SET TASK:
Lines containing the word "Longwave" need to be counted. Please reply with how many there are, and nothing else.
»»
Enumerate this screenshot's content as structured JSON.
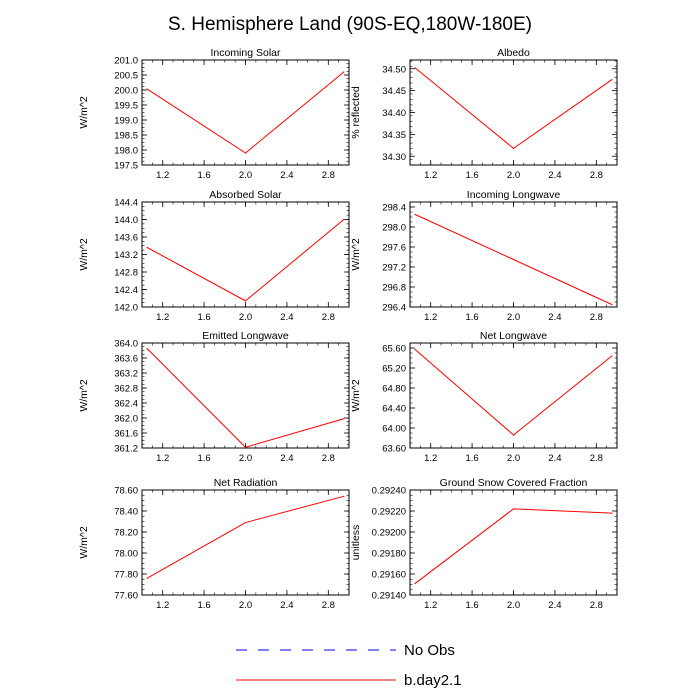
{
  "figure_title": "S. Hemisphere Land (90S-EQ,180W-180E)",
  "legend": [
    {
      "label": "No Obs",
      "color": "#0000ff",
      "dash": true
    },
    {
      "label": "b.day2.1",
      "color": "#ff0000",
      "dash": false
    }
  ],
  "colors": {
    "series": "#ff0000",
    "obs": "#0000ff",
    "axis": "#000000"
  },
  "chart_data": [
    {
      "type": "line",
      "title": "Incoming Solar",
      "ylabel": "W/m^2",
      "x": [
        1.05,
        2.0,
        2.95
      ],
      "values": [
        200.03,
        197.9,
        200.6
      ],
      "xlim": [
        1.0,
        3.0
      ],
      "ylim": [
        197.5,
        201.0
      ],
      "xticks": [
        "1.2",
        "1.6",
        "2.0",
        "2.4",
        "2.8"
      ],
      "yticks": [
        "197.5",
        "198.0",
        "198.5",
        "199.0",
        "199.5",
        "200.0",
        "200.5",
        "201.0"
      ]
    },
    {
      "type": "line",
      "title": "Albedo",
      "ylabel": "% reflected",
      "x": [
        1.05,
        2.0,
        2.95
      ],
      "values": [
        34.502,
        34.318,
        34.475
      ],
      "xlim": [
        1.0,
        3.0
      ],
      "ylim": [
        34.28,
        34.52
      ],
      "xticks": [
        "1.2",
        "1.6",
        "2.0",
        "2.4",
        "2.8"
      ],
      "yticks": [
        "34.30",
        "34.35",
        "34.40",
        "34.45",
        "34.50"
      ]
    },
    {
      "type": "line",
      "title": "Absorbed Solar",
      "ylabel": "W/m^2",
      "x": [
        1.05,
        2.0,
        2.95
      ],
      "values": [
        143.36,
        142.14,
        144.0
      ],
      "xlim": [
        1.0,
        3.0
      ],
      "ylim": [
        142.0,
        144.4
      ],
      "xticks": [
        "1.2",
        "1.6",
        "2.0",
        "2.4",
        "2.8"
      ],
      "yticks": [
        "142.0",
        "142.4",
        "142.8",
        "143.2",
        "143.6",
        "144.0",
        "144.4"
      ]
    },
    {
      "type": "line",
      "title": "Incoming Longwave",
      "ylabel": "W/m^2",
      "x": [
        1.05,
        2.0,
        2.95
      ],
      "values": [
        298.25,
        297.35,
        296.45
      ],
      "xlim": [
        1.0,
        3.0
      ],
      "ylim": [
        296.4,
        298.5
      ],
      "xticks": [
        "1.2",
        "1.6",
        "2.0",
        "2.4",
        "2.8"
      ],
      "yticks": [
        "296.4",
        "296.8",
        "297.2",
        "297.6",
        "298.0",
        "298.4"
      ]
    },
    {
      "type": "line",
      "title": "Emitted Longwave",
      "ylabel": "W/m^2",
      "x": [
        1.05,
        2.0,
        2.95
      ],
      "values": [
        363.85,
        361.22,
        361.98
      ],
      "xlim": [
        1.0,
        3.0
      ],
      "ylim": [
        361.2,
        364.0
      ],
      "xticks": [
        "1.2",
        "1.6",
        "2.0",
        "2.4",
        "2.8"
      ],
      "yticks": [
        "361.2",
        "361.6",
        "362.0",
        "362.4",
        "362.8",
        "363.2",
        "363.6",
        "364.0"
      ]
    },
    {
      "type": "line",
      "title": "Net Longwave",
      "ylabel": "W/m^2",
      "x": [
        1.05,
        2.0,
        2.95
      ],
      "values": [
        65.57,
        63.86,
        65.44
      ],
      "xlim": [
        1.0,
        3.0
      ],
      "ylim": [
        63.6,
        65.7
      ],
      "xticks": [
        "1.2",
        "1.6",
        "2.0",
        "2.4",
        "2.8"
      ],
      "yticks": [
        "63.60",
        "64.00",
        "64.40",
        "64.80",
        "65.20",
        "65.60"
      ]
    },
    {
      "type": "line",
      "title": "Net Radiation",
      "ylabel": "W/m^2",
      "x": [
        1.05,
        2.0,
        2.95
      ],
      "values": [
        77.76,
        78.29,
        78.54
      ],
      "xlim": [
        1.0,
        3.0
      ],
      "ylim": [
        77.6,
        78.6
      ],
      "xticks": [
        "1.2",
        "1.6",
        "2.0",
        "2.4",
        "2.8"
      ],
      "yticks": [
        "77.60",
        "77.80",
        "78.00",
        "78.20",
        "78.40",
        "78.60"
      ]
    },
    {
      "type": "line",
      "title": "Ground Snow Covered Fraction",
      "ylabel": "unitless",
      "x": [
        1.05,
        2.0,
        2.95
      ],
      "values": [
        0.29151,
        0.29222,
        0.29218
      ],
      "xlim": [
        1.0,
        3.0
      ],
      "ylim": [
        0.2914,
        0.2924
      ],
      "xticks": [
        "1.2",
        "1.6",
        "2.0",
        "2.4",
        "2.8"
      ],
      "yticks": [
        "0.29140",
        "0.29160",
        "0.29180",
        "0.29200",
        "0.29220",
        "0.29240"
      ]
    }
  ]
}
««
FINAL RESULT:
3